**Exercise objective**
Find every line in the records below that holds the word "Pecuniary", and copy each one.

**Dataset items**
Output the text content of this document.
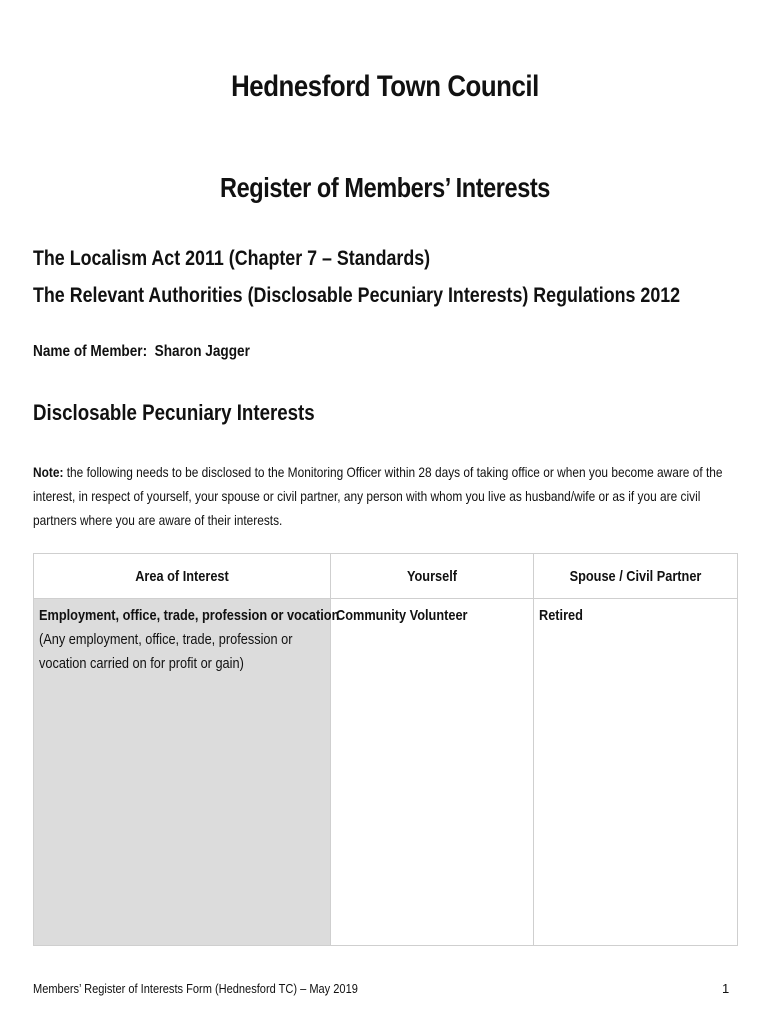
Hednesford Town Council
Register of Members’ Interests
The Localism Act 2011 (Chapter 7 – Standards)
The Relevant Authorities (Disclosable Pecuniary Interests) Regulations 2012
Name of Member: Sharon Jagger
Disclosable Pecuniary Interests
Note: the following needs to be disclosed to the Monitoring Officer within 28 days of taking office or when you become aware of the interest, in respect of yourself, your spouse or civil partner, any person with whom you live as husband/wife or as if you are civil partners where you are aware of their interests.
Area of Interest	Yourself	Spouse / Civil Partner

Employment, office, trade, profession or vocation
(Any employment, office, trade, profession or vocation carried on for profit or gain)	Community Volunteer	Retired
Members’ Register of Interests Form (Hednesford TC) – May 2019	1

--

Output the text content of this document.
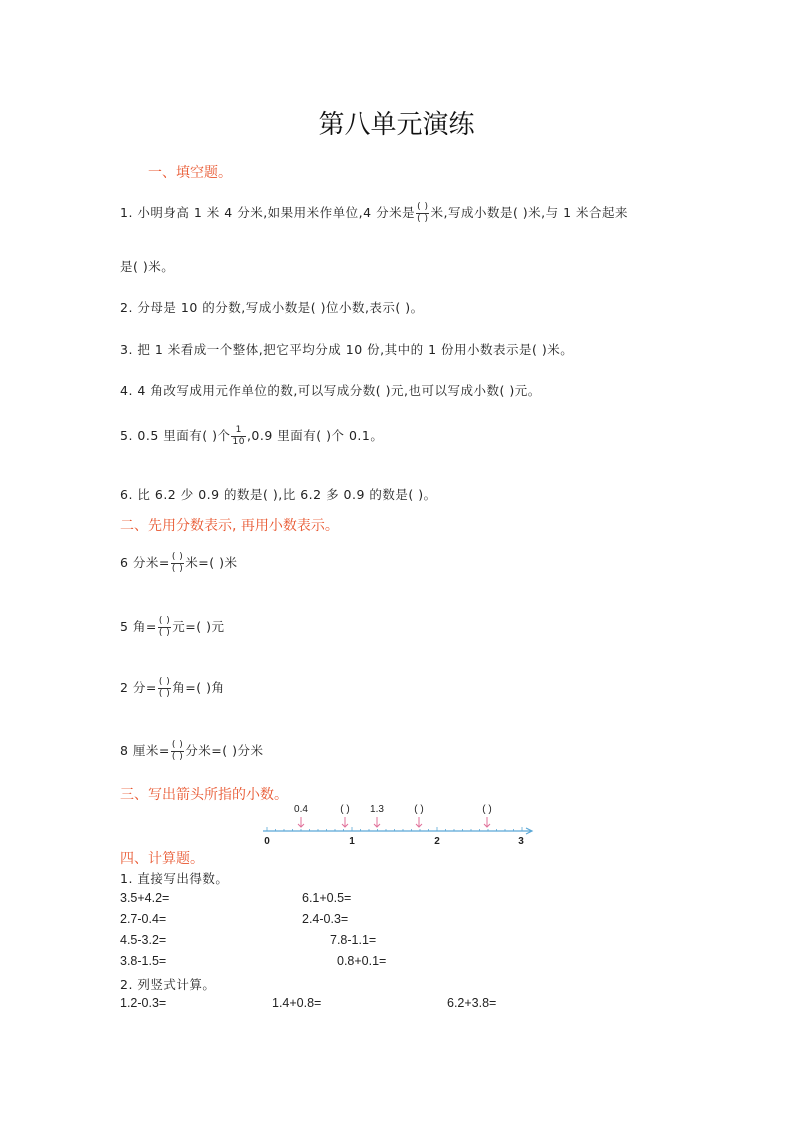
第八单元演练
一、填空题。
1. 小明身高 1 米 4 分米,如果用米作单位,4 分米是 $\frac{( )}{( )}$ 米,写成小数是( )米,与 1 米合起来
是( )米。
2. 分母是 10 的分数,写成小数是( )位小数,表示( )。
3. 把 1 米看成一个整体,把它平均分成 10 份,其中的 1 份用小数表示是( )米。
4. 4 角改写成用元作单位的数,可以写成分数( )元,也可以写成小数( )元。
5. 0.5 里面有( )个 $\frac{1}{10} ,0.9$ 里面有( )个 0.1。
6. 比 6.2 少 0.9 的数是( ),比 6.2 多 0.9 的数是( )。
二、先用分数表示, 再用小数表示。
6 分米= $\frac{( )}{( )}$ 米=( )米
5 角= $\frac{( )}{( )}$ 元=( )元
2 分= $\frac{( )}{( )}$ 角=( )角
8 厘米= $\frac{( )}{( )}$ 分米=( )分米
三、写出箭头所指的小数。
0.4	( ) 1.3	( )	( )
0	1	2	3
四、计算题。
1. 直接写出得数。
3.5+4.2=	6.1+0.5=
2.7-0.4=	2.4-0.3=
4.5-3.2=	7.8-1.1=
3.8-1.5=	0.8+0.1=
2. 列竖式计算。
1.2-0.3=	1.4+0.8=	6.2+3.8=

---

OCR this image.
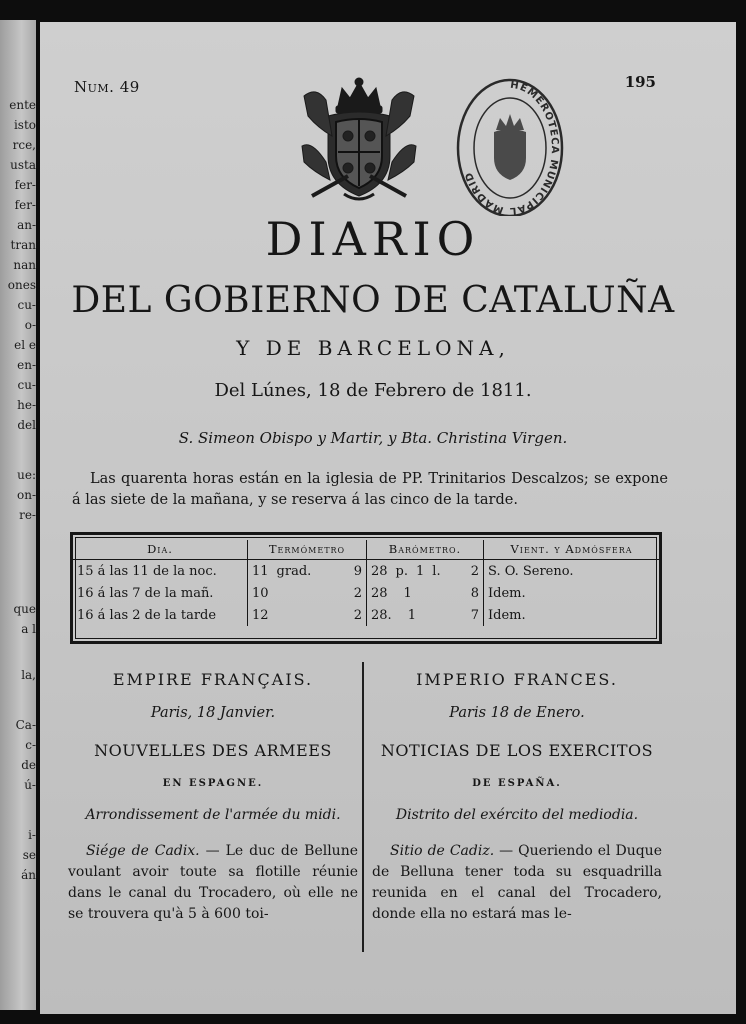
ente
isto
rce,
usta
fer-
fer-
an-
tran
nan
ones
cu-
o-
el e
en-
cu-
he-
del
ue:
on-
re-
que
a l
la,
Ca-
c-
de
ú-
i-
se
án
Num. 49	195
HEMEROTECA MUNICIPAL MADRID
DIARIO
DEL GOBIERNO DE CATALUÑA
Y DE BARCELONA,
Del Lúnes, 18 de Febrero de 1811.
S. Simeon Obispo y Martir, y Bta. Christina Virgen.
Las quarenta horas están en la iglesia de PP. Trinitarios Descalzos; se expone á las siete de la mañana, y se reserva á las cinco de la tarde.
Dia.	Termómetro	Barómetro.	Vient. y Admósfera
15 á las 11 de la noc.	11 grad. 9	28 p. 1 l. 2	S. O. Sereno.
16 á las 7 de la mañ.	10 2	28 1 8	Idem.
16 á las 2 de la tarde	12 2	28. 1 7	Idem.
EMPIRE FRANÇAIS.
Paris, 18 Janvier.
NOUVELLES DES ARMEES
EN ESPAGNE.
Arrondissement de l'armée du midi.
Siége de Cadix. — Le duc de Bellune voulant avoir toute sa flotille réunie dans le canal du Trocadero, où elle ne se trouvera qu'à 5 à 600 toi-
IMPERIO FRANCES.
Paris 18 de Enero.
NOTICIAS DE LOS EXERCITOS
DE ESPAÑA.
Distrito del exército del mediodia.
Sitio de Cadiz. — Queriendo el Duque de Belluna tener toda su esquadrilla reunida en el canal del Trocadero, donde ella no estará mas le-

**Final answer**
The Relevant Authorities (Disclosable Pecuniary Interests) Regulations 2012
Disclosable Pecuniary Interests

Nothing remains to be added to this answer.